Wherever "Fibonacci" appears in a line, copy that line.

Available records:
───
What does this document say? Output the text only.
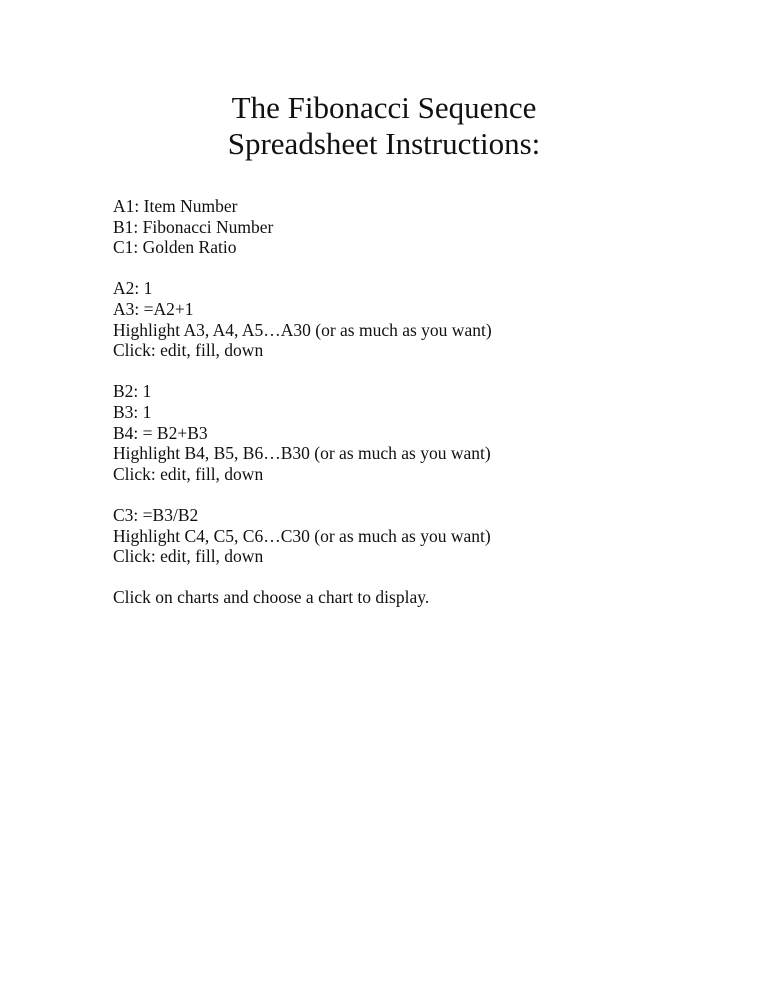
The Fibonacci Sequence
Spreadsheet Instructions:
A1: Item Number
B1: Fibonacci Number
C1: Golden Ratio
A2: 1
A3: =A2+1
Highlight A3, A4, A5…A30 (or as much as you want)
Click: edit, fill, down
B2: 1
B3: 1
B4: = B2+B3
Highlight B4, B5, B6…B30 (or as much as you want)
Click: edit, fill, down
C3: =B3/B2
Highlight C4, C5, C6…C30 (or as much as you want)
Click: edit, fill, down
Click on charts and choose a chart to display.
───
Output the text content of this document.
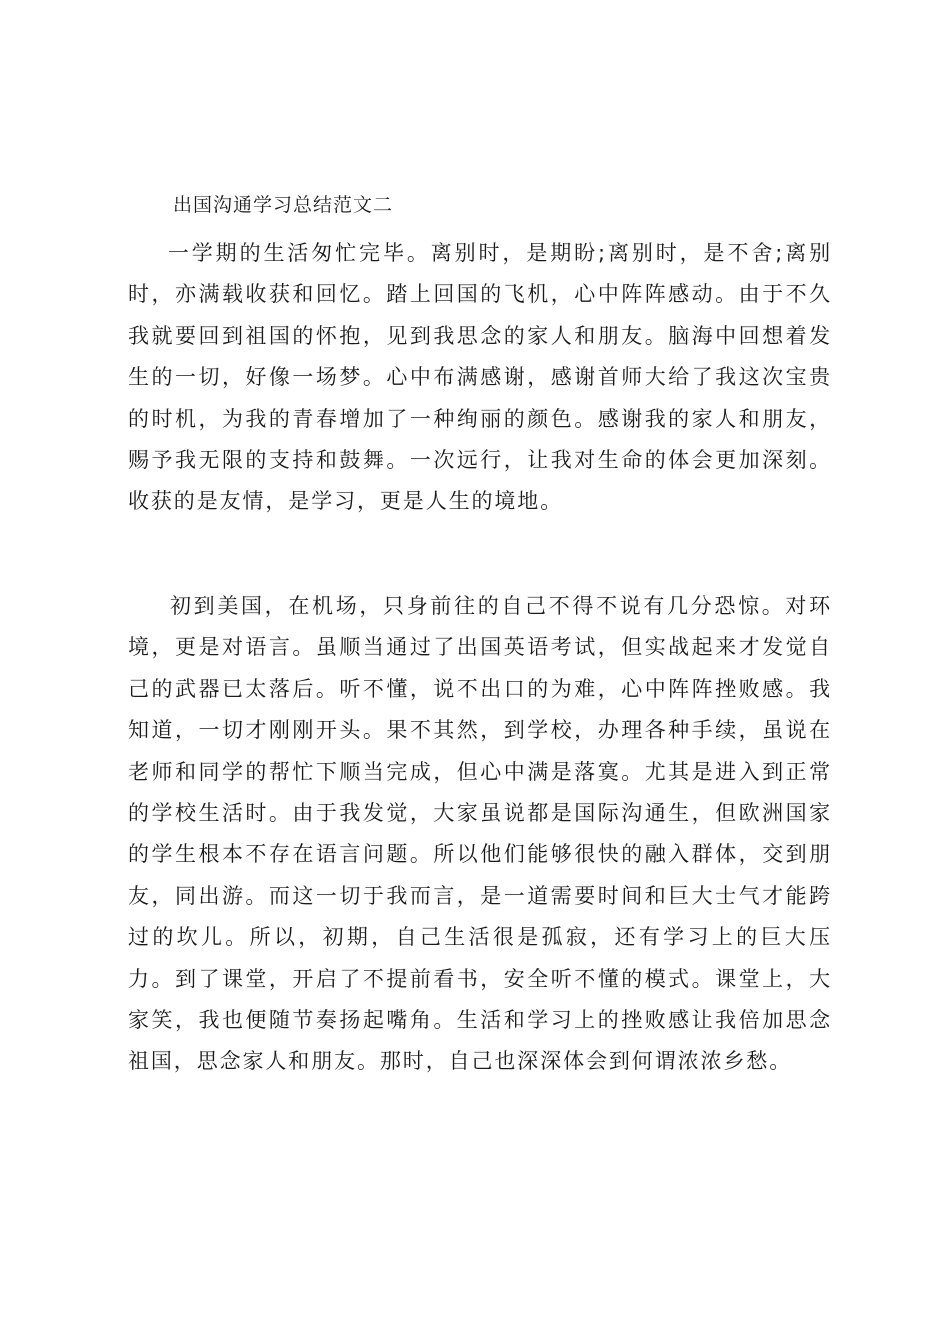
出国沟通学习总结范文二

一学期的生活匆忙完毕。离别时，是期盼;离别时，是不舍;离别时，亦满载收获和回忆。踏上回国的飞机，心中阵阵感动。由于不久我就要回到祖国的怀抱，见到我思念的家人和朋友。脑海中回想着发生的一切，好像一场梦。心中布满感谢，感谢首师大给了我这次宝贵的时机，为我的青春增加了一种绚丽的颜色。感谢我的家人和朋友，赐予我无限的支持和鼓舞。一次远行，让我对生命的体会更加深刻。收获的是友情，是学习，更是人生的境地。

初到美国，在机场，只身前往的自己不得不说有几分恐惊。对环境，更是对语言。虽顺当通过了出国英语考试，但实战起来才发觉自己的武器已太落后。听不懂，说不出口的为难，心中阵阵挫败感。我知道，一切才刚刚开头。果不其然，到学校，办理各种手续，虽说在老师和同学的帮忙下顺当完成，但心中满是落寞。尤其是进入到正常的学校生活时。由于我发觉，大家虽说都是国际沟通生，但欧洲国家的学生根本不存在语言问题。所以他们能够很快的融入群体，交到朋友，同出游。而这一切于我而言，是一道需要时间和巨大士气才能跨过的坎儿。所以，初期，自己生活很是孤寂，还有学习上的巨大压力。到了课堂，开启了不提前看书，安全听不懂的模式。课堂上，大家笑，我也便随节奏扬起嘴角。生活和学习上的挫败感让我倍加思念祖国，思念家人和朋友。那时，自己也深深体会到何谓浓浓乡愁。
───
Worked answer:
The Fibonacci Sequence
B1: Fibonacci Number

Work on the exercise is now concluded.